* _Stated task_
You are to retype all of the data exactly as it appears.

******

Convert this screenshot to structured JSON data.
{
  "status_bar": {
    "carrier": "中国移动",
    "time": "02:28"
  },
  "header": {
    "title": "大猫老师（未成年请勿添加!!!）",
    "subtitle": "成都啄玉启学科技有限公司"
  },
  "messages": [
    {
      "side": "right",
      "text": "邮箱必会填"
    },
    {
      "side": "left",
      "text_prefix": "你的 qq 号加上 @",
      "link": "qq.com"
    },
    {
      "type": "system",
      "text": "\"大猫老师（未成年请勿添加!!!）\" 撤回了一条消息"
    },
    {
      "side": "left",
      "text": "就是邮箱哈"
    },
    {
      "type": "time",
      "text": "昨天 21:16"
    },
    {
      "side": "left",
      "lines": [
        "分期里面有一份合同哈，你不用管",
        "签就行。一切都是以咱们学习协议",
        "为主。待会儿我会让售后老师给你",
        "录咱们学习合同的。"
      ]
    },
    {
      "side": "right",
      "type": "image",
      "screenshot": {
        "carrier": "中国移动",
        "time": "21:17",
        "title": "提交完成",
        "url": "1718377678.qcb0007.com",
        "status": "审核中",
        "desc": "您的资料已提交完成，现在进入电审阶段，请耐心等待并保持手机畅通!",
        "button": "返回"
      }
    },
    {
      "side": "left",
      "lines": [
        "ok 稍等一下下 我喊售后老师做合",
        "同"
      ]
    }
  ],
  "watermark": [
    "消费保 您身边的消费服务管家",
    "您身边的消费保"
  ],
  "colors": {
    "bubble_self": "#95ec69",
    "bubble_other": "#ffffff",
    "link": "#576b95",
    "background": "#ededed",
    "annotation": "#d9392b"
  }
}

******

* _Solved exercise_
Convert this screenshot to structured JSON data.
{
  "status_bar": {
    "carrier": "中国移动",
    "time": "02:28"
  },
  "header": {
    "title": "大猫老师（未成年请勿添加!!!）",
    "subtitle": "成都啄玉启学科技有限公司"
  },
  "messages": [
    {
      "side": "right",
      "text": "邮箱必会填"
    },
    {
      "side": "left",
      "text_prefix": "你的 qq 号加上 @",
      "link": "qq.com"
    },
    {
      "type": "system",
      "text": "\"大猫老师（未成年请勿添加!!!）\" 撤回了一条消息"
    },
    {
      "side": "left",
      "text": "就是邮箱哈"
    },
    {
      "type": "time",
      "text": "昨天 21:16"
    },
    {
      "side": "left",
      "lines": [
        "分期里面有一份合同哈，你不用管",
        "签就行。一切都是以咱们学习协议",
        "为主。待会儿我会让售后老师给你",
        "录咱们学习合同的。"
      ]
    },
    {
      "side": "right",
      "type": "image",
      "screenshot": {
        "carrier": "中国移动",
        "time": "21:17",
        "title": "提交完成",
        "url": "1718377678.qcb0007.com",
        "status": "审核中",
        "desc": "您的资料已提交完成，现在进入电审阶段，请耐心等待并保持手机畅通!",
        "button": "返回"
      }
    },
    {
      "side": "left",
      "lines": [
        "ok 稍等一下下 我喊售后老师做合",
        "同"
      ]
    }
  ],
  "watermark": [
    "消费保 您身边的消费服务管家",
    "您身边的消费保"
  ],
  "colors": {
    "bubble_self": "#95ec69",
    "bubble_other": "#ffffff",
    "link": "#576b95",
    "background": "#ededed",
    "annotation": "#d9392b"
  }
}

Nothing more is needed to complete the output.